▶ _What is required_
Examine each line of the data. Copy those that contain the string "ylabel".
>> Begin
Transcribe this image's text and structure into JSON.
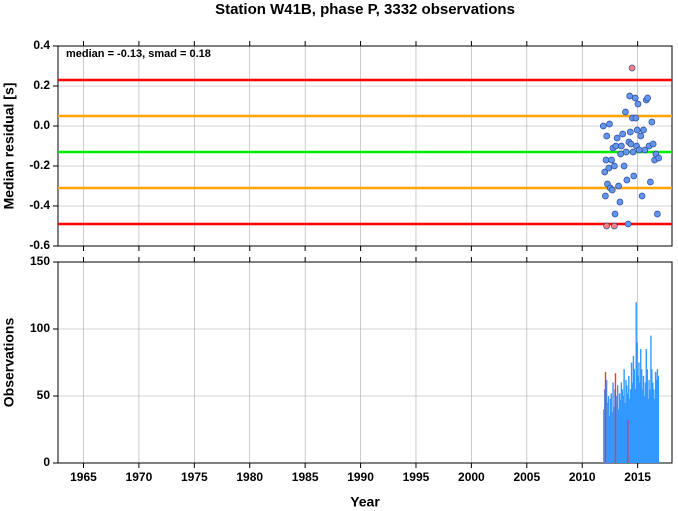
{
  "chart_data": [
    {
      "type": "scatter",
      "title": "Station W41B, phase P, 3332 observations",
      "annotation": "median = -0.13, smad = 0.18",
      "ylabel": "Median residual [s]",
      "xlim": [
        1962.7,
        2018.1
      ],
      "xticks": [
        1965,
        1970,
        1975,
        1980,
        1985,
        1990,
        1995,
        2000,
        2005,
        2010,
        2015
      ],
      "ylim": [
        -0.6,
        0.4
      ],
      "yticks": [
        -0.6,
        -0.4,
        -0.2,
        {
          "value": 0,
          "label": "0.0"
        },
        0.2,
        0.4
      ],
      "grid": true,
      "hlines": [
        {
          "value": 0.23,
          "color": "#ff0000"
        },
        {
          "value": 0.05,
          "color": "#ffa500"
        },
        {
          "value": -0.13,
          "color": "#00ee00"
        },
        {
          "value": -0.31,
          "color": "#ffa500"
        },
        {
          "value": -0.49,
          "color": "#ff0000"
        }
      ],
      "series": [
        {
          "color": "#6495ed",
          "x": [
            2011.9,
            2012.03,
            2012.09,
            2012.15,
            2012.21,
            2012.28,
            2012.4,
            2012.46,
            2012.53,
            2012.65,
            2012.71,
            2012.78,
            2012.9,
            2012.96,
            2013.03,
            2013.15,
            2013.28,
            2013.4,
            2013.46,
            2013.53,
            2013.65,
            2013.78,
            2013.9,
            2013.96,
            2014.03,
            2014.15,
            2014.21,
            2014.28,
            2014.34,
            2014.4,
            2014.53,
            2014.59,
            2014.65,
            2014.78,
            2014.84,
            2014.9,
            2014.96,
            2015.03,
            2015.15,
            2015.28,
            2015.4,
            2015.53,
            2015.65,
            2015.78,
            2015.9,
            2016.03,
            2016.15,
            2016.28,
            2016.4,
            2016.53,
            2016.65,
            2016.78,
            2016.9
          ],
          "values": [
            0.0,
            -0.23,
            -0.35,
            -0.17,
            -0.05,
            -0.29,
            -0.21,
            0.01,
            -0.31,
            -0.17,
            -0.32,
            -0.11,
            -0.2,
            -0.44,
            -0.1,
            -0.06,
            -0.3,
            -0.38,
            -0.14,
            -0.1,
            -0.04,
            -0.2,
            0.07,
            -0.13,
            -0.27,
            -0.49,
            -0.08,
            0.15,
            -0.03,
            -0.09,
            0.04,
            -0.13,
            -0.25,
            0.14,
            0.04,
            -0.1,
            -0.02,
            0.11,
            -0.12,
            -0.05,
            -0.35,
            -0.02,
            -0.12,
            0.13,
            0.14,
            -0.1,
            -0.28,
            0.02,
            -0.09,
            -0.17,
            -0.14,
            -0.44,
            -0.16
          ]
        },
        {
          "color": "#ff7f7f",
          "x": [
            2014.5,
            2012.2,
            2012.9
          ],
          "values": [
            0.29,
            -0.5,
            -0.5
          ]
        }
      ]
    },
    {
      "type": "bar",
      "ylabel": "Observations",
      "xlabel": "Year",
      "xlim": [
        1962.7,
        2018.1
      ],
      "xticks": [
        1965,
        1970,
        1975,
        1980,
        1985,
        1990,
        1995,
        2000,
        2005,
        2010,
        2015
      ],
      "ylim": [
        0,
        150
      ],
      "yticks": [
        0,
        50,
        100,
        150
      ],
      "grid": true,
      "series": [
        {
          "color": "#3399ff",
          "x": [
            2011.95,
            2012.03,
            2012.12,
            2012.2,
            2012.28,
            2012.37,
            2012.45,
            2012.53,
            2012.62,
            2012.7,
            2012.78,
            2012.87,
            2012.95,
            2013.03,
            2013.12,
            2013.2,
            2013.28,
            2013.37,
            2013.45,
            2013.53,
            2013.62,
            2013.7,
            2013.78,
            2013.87,
            2013.95,
            2014.03,
            2014.12,
            2014.2,
            2014.28,
            2014.37,
            2014.45,
            2014.53,
            2014.62,
            2014.7,
            2014.78,
            2014.87,
            2014.95,
            2015.03,
            2015.12,
            2015.2,
            2015.28,
            2015.37,
            2015.45,
            2015.53,
            2015.62,
            2015.7,
            2015.78,
            2015.87,
            2015.95,
            2016.03,
            2016.12,
            2016.2,
            2016.28,
            2016.37,
            2016.45,
            2016.53,
            2016.62,
            2016.7,
            2016.78,
            2016.87
          ],
          "values": [
            40,
            55,
            30,
            62,
            45,
            50,
            35,
            48,
            52,
            38,
            60,
            42,
            55,
            45,
            50,
            58,
            40,
            52,
            47,
            60,
            55,
            50,
            70,
            45,
            62,
            58,
            52,
            65,
            48,
            55,
            75,
            60,
            80,
            70,
            55,
            120,
            90,
            65,
            75,
            60,
            85,
            70,
            55,
            65,
            50,
            60,
            85,
            70,
            48,
            62,
            55,
            95,
            70,
            60,
            55,
            48,
            68,
            62,
            70,
            65
          ]
        },
        {
          "color": "#ff3333",
          "x": [
            2012.1,
            2013.0,
            2014.1
          ],
          "values": [
            68,
            67,
            32
          ]
        }
      ]
    }
  ]
}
>> End
▶ _Solution_
      "ylabel": "Median residual [s]",
      "ylabel": "Observations",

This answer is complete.